--- Start of Stored rows ---

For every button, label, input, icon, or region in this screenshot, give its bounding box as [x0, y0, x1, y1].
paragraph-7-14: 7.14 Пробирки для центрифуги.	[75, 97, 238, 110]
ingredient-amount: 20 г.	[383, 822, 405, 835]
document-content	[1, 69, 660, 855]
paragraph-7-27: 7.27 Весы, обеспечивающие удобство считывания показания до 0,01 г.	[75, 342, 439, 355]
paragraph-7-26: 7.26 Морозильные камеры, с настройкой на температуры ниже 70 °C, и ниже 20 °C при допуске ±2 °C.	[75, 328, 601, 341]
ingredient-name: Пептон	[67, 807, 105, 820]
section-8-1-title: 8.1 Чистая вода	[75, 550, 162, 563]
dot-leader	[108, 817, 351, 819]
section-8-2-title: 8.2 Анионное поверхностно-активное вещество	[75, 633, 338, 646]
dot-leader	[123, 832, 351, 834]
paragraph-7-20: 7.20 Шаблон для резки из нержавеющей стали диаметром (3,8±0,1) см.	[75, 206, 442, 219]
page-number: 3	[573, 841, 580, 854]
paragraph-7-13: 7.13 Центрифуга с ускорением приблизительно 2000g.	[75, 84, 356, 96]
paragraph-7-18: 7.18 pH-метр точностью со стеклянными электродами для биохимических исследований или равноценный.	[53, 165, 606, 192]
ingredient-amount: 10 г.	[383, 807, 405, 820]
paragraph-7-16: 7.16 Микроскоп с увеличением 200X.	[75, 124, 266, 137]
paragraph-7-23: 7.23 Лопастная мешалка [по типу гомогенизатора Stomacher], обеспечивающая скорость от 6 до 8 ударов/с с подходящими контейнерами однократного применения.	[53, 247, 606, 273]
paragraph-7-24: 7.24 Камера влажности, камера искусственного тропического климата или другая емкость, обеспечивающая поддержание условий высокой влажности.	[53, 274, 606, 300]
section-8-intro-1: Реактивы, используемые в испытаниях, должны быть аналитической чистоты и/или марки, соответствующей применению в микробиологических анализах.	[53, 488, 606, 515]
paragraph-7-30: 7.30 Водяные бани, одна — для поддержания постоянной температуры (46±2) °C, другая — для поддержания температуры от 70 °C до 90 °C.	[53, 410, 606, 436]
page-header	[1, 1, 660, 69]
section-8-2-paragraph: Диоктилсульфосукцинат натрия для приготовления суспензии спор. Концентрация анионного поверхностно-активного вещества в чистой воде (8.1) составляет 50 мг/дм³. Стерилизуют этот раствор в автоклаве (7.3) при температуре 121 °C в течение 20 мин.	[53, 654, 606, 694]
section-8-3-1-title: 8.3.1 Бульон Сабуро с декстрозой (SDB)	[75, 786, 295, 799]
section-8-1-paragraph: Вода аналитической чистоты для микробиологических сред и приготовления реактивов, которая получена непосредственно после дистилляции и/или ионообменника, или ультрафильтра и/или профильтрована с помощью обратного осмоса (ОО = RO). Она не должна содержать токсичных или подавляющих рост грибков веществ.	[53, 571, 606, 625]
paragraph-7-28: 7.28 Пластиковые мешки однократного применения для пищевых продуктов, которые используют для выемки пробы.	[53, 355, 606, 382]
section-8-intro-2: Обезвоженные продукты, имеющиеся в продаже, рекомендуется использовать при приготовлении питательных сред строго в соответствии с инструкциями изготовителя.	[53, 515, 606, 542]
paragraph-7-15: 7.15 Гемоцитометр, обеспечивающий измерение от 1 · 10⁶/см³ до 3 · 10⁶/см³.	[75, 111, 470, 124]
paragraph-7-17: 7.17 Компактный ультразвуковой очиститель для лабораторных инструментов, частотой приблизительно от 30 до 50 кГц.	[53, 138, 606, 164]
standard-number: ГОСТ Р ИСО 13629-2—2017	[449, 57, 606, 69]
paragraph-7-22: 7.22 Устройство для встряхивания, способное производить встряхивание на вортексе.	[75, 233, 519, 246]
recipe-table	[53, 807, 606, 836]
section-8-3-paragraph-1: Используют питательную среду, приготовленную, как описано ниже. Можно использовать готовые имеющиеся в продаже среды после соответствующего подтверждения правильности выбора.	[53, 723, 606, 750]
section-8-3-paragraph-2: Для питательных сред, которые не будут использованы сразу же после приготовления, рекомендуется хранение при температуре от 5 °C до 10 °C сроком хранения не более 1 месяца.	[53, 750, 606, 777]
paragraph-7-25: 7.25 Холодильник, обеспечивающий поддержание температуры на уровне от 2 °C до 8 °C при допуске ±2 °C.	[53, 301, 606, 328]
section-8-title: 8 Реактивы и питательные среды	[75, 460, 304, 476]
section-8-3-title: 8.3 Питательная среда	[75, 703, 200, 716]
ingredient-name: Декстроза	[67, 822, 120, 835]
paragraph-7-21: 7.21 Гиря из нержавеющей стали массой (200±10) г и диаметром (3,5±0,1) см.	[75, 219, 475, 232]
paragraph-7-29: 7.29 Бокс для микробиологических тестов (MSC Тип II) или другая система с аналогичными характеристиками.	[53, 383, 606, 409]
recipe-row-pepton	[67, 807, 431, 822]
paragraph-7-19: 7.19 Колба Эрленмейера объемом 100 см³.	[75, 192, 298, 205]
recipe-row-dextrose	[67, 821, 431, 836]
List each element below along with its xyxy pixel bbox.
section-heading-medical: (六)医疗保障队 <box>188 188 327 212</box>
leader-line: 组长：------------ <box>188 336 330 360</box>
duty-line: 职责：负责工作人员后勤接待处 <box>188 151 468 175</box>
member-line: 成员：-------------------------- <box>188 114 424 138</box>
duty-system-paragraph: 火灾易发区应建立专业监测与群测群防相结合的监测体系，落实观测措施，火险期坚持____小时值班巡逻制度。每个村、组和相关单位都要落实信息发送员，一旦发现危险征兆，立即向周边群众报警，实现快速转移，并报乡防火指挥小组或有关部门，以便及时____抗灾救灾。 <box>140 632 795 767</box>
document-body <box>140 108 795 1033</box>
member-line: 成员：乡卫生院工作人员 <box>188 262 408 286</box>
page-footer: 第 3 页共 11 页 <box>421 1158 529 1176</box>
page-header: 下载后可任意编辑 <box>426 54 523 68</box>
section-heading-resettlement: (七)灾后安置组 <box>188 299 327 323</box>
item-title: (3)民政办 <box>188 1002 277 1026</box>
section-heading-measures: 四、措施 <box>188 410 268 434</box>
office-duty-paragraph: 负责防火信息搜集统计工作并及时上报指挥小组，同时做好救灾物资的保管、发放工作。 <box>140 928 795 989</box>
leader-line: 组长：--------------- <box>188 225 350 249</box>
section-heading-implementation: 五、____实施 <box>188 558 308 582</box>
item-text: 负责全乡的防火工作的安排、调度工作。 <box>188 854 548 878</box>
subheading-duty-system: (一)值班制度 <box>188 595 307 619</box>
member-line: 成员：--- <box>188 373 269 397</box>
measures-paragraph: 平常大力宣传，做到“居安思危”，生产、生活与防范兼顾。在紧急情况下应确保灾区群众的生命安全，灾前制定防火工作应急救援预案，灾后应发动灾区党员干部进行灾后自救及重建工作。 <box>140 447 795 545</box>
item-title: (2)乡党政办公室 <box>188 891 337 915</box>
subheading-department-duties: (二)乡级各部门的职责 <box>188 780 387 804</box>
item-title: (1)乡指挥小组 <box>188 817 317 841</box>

--- End of Stored rows ---

**Given problem:** Return every line of the listing above unchanged, from the first line to the last.

**Solution below:**
For every button, label, input, icon, or region in this screenshot, give its bounding box as [x0, y0, x1, y1].
paragraph-7-14: 7.14 Пробирки для центрифуги.	[75, 97, 238, 110]
ingredient-amount: 20 г.	[383, 822, 405, 835]
document-content	[1, 69, 660, 855]
paragraph-7-27: 7.27 Весы, обеспечивающие удобство считывания показания до 0,01 г.	[75, 342, 439, 355]
paragraph-7-26: 7.26 Морозильные камеры, с настройкой на температуры ниже 70 °C, и ниже 20 °C при допуске ±2 °C.	[75, 328, 601, 341]
ingredient-name: Пептон	[67, 807, 105, 820]
section-8-1-title: 8.1 Чистая вода	[75, 550, 162, 563]
dot-leader	[108, 817, 351, 819]
section-8-2-title: 8.2 Анионное поверхностно-активное вещество	[75, 633, 338, 646]
dot-leader	[123, 832, 351, 834]
paragraph-7-20: 7.20 Шаблон для резки из нержавеющей стали диаметром (3,8±0,1) см.	[75, 206, 442, 219]
page-number: 3	[573, 841, 580, 854]
paragraph-7-13: 7.13 Центрифуга с ускорением приблизительно 2000g.	[75, 84, 356, 96]
paragraph-7-18: 7.18 pH-метр точностью со стеклянными электродами для биохимических исследований или равноценный.	[53, 165, 606, 192]
ingredient-amount: 10 г.	[383, 807, 405, 820]
paragraph-7-16: 7.16 Микроскоп с увеличением 200X.	[75, 124, 266, 137]
paragraph-7-23: 7.23 Лопастная мешалка [по типу гомогенизатора Stomacher], обеспечивающая скорость от 6 до 8 ударов/с с подходящими контейнерами однократного применения.	[53, 247, 606, 273]
paragraph-7-24: 7.24 Камера влажности, камера искусственного тропического климата или другая емкость, обеспечивающая поддержание условий высокой влажности.	[53, 274, 606, 300]
section-8-intro-1: Реактивы, используемые в испытаниях, должны быть аналитической чистоты и/или марки, соответствующей применению в микробиологических анализах.	[53, 488, 606, 515]
paragraph-7-30: 7.30 Водяные бани, одна — для поддержания постоянной температуры (46±2) °C, другая — для поддержания температуры от 70 °C до 90 °C.	[53, 410, 606, 436]
page-header	[1, 1, 660, 69]
section-8-2-paragraph: Диоктилсульфосукцинат натрия для приготовления суспензии спор. Концентрация анионного поверхностно-активного вещества в чистой воде (8.1) составляет 50 мг/дм³. Стерилизуют этот раствор в автоклаве (7.3) при температуре 121 °C в течение 20 мин.	[53, 654, 606, 694]
section-8-3-1-title: 8.3.1 Бульон Сабуро с декстрозой (SDB)	[75, 786, 295, 799]
section-8-1-paragraph: Вода аналитической чистоты для микробиологических сред и приготовления реактивов, которая получена непосредственно после дистилляции и/или ионообменника, или ультрафильтра и/или профильтрована с помощью обратного осмоса (ОО = RO). Она не должна содержать токсичных или подавляющих рост грибков веществ.	[53, 571, 606, 625]
paragraph-7-28: 7.28 Пластиковые мешки однократного применения для пищевых продуктов, которые используют для выемки пробы.	[53, 355, 606, 382]
section-8-intro-2: Обезвоженные продукты, имеющиеся в продаже, рекомендуется использовать при приготовлении питательных сред строго в соответствии с инструкциями изготовителя.	[53, 515, 606, 542]
paragraph-7-15: 7.15 Гемоцитометр, обеспечивающий измерение от 1 · 10⁶/см³ до 3 · 10⁶/см³.	[75, 111, 470, 124]
paragraph-7-17: 7.17 Компактный ультразвуковой очиститель для лабораторных инструментов, частотой приблизительно от 30 до 50 кГц.	[53, 138, 606, 164]
standard-number: ГОСТ Р ИСО 13629-2—2017	[449, 57, 606, 69]
paragraph-7-22: 7.22 Устройство для встряхивания, способное производить встряхивание на вортексе.	[75, 233, 519, 246]
recipe-table	[53, 807, 606, 836]
section-8-3-paragraph-1: Используют питательную среду, приготовленную, как описано ниже. Можно использовать готовые имеющиеся в продаже среды после соответствующего подтверждения правильности выбора.	[53, 723, 606, 750]
section-8-3-paragraph-2: Для питательных сред, которые не будут использованы сразу же после приготовления, рекомендуется хранение при температуре от 5 °C до 10 °C сроком хранения не более 1 месяца.	[53, 750, 606, 777]
paragraph-7-25: 7.25 Холодильник, обеспечивающий поддержание температуры на уровне от 2 °C до 8 °C при допуске ±2 °C.	[53, 301, 606, 328]
section-8-title: 8 Реактивы и питательные среды	[75, 460, 304, 476]
section-8-3-title: 8.3 Питательная среда	[75, 703, 200, 716]
ingredient-name: Декстроза	[67, 822, 120, 835]
paragraph-7-21: 7.21 Гиря из нержавеющей стали массой (200±10) г и диаметром (3,5±0,1) см.	[75, 219, 475, 232]
paragraph-7-29: 7.29 Бокс для микробиологических тестов (MSC Тип II) или другая система с аналогичными характеристиками.	[53, 383, 606, 409]
recipe-row-pepton	[67, 807, 431, 822]
paragraph-7-19: 7.19 Колба Эрленмейера объемом 100 см³.	[75, 192, 298, 205]
recipe-row-dextrose	[67, 821, 431, 836]
List each element below along with its xyxy pixel bbox.
section-heading-medical: (六)医疗保障队 <box>188 188 327 212</box>
leader-line: 组长：------------ <box>188 336 330 360</box>
duty-line: 职责：负责工作人员后勤接待处 <box>188 151 468 175</box>
member-line: 成员：-------------------------- <box>188 114 424 138</box>
duty-system-paragraph: 火灾易发区应建立专业监测与群测群防相结合的监测体系，落实观测措施，火险期坚持____小时值班巡逻制度。每个村、组和相关单位都要落实信息发送员，一旦发现危险征兆，立即向周边群众报警，实现快速转移，并报乡防火指挥小组或有关部门，以便及时____抗灾救灾。 <box>140 632 795 767</box>
document-body <box>140 108 795 1033</box>
member-line: 成员：乡卫生院工作人员 <box>188 262 408 286</box>
page-footer: 第 3 页共 11 页 <box>421 1158 529 1176</box>
page-header: 下载后可任意编辑 <box>426 54 523 68</box>
section-heading-resettlement: (七)灾后安置组 <box>188 299 327 323</box>
item-title: (3)民政办 <box>188 1002 277 1026</box>
section-heading-measures: 四、措施 <box>188 410 268 434</box>
office-duty-paragraph: 负责防火信息搜集统计工作并及时上报指挥小组，同时做好救灾物资的保管、发放工作。 <box>140 928 795 989</box>
leader-line: 组长：--------------- <box>188 225 350 249</box>
section-heading-implementation: 五、____实施 <box>188 558 308 582</box>
item-text: 负责全乡的防火工作的安排、调度工作。 <box>188 854 548 878</box>
subheading-duty-system: (一)值班制度 <box>188 595 307 619</box>
member-line: 成员：--- <box>188 373 269 397</box>
measures-paragraph: 平常大力宣传，做到“居安思危”，生产、生活与防范兼顾。在紧急情况下应确保灾区群众的生命安全，灾前制定防火工作应急救援预案，灾后应发动灾区党员干部进行灾后自救及重建工作。 <box>140 447 795 545</box>
item-title: (2)乡党政办公室 <box>188 891 337 915</box>
subheading-department-duties: (二)乡级各部门的职责 <box>188 780 387 804</box>
item-title: (1)乡指挥小组 <box>188 817 317 841</box>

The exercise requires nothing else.